— Begin Material provided —

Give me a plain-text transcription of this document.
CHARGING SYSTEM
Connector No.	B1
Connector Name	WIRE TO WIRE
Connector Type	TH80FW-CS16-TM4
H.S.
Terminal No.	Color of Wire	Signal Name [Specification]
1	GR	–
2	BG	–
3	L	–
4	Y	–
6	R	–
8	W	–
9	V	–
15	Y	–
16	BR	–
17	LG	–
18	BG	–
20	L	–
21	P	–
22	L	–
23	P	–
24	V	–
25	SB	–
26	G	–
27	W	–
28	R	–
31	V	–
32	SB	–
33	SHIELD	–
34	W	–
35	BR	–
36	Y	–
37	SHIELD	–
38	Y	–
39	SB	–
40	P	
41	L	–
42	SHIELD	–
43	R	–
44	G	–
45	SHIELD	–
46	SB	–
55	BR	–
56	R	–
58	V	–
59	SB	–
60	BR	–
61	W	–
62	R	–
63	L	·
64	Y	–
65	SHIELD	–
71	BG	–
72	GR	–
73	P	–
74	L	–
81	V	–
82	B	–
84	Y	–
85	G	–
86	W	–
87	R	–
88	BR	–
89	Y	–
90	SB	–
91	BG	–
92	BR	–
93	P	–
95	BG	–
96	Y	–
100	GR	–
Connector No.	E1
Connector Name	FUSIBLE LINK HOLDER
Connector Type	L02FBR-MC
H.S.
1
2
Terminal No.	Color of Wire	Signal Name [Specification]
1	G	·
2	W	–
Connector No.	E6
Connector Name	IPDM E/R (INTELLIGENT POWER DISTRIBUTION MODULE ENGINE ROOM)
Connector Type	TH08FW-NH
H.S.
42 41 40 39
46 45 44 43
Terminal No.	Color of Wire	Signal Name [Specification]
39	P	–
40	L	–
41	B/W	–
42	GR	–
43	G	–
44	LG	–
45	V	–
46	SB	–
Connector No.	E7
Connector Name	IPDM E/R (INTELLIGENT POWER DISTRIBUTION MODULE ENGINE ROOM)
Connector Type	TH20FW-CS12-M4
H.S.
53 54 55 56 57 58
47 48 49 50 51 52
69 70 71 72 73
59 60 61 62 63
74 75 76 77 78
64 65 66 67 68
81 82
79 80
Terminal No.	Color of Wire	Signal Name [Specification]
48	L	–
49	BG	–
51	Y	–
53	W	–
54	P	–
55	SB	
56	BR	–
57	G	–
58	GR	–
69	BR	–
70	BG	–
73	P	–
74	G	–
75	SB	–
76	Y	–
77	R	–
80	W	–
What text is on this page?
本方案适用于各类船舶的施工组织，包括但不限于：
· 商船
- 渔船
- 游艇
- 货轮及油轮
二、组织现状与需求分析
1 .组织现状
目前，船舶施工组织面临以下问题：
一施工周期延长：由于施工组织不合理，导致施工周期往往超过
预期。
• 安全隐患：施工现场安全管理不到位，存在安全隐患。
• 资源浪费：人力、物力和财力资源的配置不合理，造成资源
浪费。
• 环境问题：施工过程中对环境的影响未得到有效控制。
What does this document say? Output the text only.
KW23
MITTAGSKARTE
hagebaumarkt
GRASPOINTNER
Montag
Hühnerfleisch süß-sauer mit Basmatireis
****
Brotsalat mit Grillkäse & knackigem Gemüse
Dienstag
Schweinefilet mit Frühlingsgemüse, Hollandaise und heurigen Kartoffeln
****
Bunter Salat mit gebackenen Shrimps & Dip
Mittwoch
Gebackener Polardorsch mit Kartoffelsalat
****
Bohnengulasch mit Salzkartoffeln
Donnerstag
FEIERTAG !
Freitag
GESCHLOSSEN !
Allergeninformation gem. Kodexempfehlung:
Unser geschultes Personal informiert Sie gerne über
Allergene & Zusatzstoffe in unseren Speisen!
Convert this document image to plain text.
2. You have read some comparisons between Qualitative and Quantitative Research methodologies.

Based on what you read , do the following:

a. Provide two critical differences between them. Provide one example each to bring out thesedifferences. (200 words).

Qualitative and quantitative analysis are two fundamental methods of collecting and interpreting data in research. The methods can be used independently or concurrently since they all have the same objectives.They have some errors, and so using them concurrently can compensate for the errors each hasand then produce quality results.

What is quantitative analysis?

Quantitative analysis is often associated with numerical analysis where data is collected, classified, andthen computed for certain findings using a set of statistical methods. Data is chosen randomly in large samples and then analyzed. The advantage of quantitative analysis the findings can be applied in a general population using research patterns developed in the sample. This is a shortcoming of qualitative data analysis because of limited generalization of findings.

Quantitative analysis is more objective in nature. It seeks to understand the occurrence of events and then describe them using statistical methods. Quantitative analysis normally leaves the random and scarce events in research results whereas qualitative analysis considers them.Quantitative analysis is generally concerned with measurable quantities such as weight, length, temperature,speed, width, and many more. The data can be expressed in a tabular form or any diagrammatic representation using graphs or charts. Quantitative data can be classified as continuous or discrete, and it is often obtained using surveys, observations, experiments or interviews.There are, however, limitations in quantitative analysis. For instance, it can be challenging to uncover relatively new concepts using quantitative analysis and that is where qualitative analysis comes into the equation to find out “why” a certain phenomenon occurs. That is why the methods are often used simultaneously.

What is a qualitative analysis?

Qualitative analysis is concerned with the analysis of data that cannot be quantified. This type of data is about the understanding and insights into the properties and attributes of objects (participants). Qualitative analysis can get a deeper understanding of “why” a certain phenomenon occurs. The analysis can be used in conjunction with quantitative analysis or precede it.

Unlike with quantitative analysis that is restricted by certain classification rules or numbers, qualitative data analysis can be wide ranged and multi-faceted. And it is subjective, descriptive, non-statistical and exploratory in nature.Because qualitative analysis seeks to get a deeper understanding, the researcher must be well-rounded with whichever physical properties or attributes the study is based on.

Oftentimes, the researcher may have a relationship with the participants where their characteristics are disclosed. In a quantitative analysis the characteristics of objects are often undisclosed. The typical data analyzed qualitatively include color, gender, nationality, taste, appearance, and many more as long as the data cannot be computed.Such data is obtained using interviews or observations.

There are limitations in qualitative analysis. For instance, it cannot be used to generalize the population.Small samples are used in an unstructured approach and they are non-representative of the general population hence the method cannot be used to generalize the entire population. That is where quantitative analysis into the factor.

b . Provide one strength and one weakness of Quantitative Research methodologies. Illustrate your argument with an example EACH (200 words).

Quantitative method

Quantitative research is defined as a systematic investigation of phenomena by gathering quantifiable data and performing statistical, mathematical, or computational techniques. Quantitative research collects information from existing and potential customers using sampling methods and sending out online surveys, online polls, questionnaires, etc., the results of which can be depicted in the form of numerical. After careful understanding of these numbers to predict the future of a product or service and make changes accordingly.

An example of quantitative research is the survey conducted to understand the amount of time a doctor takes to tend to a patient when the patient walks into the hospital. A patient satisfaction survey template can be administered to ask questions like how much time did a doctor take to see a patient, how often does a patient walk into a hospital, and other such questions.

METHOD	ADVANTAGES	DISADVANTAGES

— End Material provided —

- [Exercise details]: Report only the number of lines in the records that include the word "plain".

- [Full answer]: 2